Re: Rewrite of feature tag syntax rules from Larry Masinter on 1997-05-17 (ietf-http-wg@w3.org from April to June 1997)

From: Larry Masinter <masinter@parc.xerox.com>
Date: Fri, 16 May 1997 17:02:03 PDT
To: Koen Holtman <koen@win.tue.nl>
Cc: http-wg@cuckoo.hpl.hp.com
Message-Id: <337CF57B.5473@parc.xerox.com>
# You need to spell out why decoding is worse than the other
# alternatives.

Koen, spelling this out is painful. It's part of the fundamentals
of how network protocols are designed and implemented. I
don't claim that network protocol design is my specialization,
but rather that the reasons why decoding is worse than
other alternatives is so commonplace that it *should* go
without saying.
---
It is common in many network protocols to have a value which
is taken from an enumerated set of alternatives. There
are a fixed set of choices, the sender designates a choice,
and the recipient recognizes the choice as one established
by the protocol. It is also common to have the enumerated
set be extensible, either by revision of the protocol,
a registration authority for new values, or a distributed
registration method.

In classic network protocols, enumerated values are often
represented by incrementing bit patterns (e.g., "0" means
'turn device on' and "1" means 'turn device off'), or hierarchical
ones (such as ISO object identifiers). However, in many Internet
application protocols, enumerated values are written out as a 
sequence of ASCII characters, in order to simplify debugging
(watching packet traces) and programming, e.g.,
printf("GET %s HTTP/1.1\n", url).

Feature tags and PEP extension tags are instances of the
general class of "extensible set of enumerated values". The
idea that we might use URI space as a way of generating
new elements of the extensible set of enumerated values
in order to distribute the name space assignment is cute,
but it doesn't change the fundamental nature of the tags
as enumerated values and not general strings.

The primary role of enumerated values in the implementation
of recipients is to compare and dispatch. In some Internet
protocols where strings are used for enumerated values,
it is sometimes dictated that the strings will be case-normalized
before they are actually compared; having to do so is
an unfortunate drawback of using strings, with the ease
of debugging and programming being the compensation.

Merely because an enumerated value is represented in
some protocols as an ASCII string does not mean that
it should get the general treatment of "text".
We do not allow hex-encoding inside "GET" and "PUT" and "POST"
and we don't change them to other tokens, even if the client
and servers are both configured for Chinese.  We don't
allow mail headers to be rewritten as "Nach:" or "Frå:",
but keep them "To:" and "From:".

### Aim
Write the next part of the mailing-list reply on feature tag syntax, starting after its last sentence.

### Raw data
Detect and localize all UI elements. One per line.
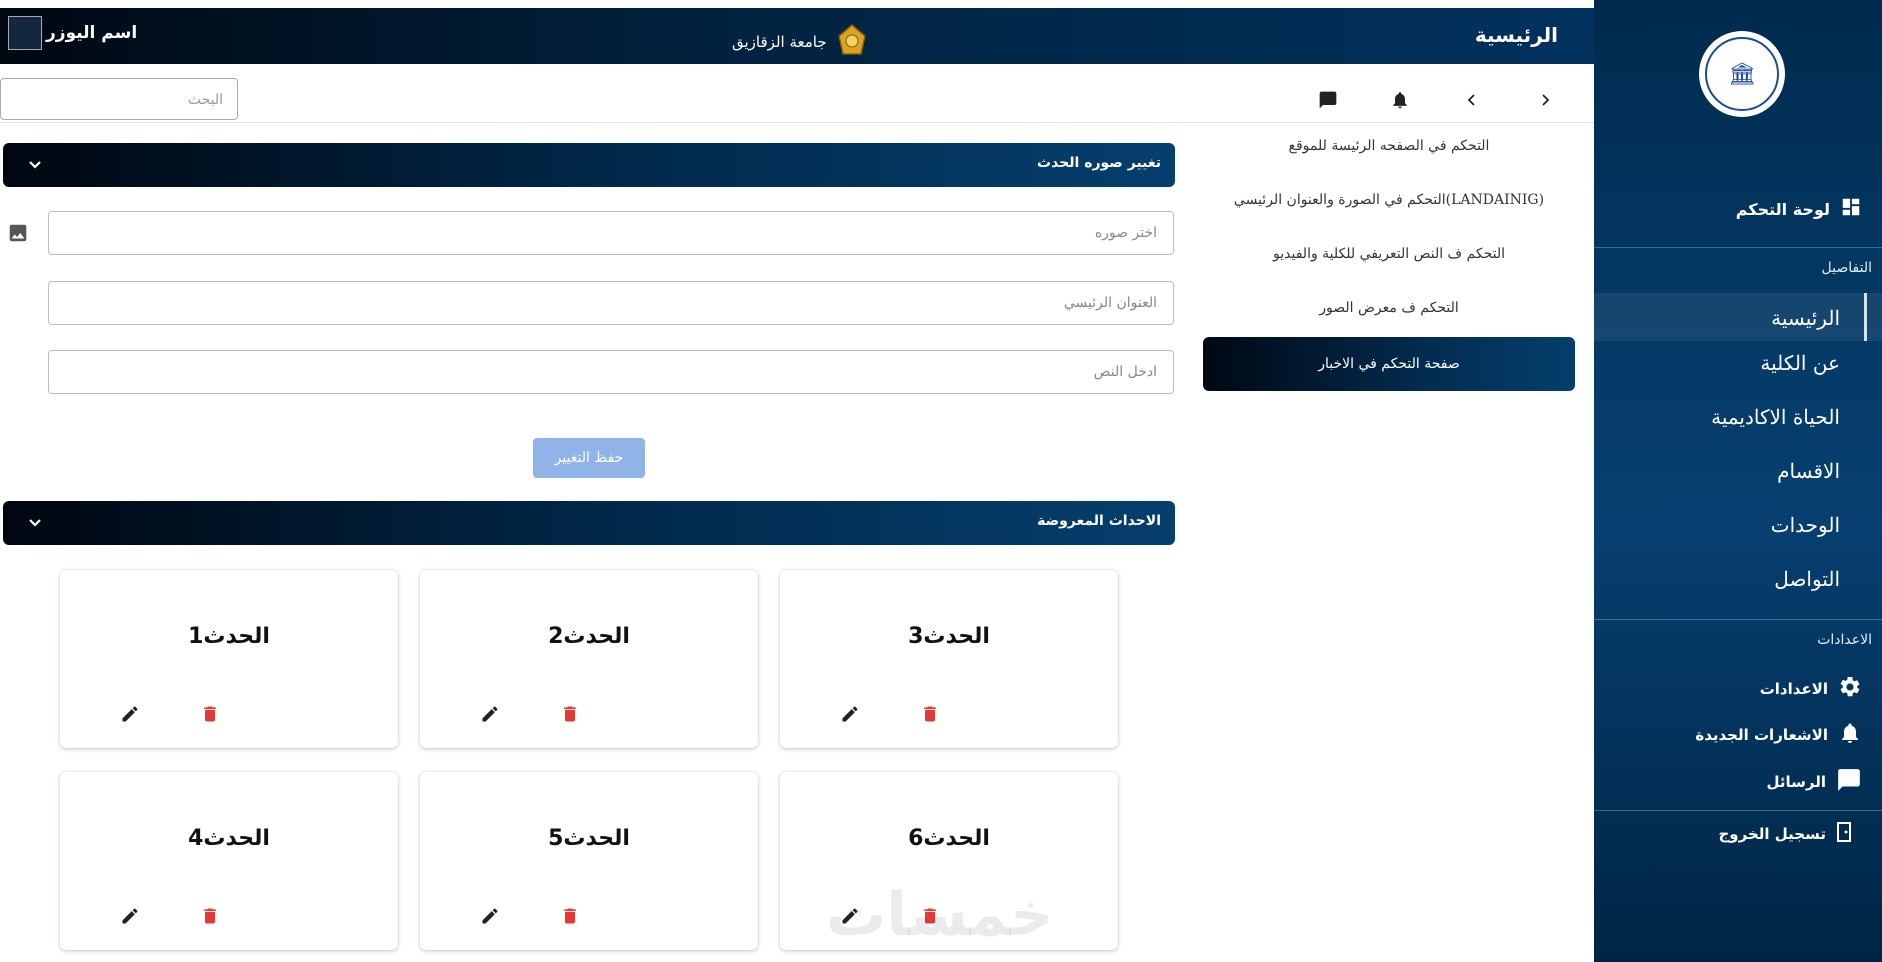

### Answer for the task
Note that sometimes enumerated values are used along
with associated values to form a set of "name/value pairs",
although the word "name" has confused many who are unfamiliar
with network protocol design to believe that it denotes
a personal name, such as "Larry" or "Dürst". In the
case of feature tags, the feature tag itself is
chosen from an enumerated set, but the associated value
may (for some feature tags) indeed be text, and indeed
require some amount of text normalization. This is
similar to email headers, where the values of "To:"
and "From:" might contain textual representations.

The actual equivalence relationship of URLs (i.e., the 
decision as to whether two URLs actually locate the
same resource) is scheme specific; admittedly, there
are several heuristic subsets of the equivalence, e.g.,
de-encoding %XX hex for hex bytes that are known not
to be 'reserved' for the scheme in which they appear,
or case-folding the host name in ftp URLs), but those
are clearly not the definitive equivalence relationship.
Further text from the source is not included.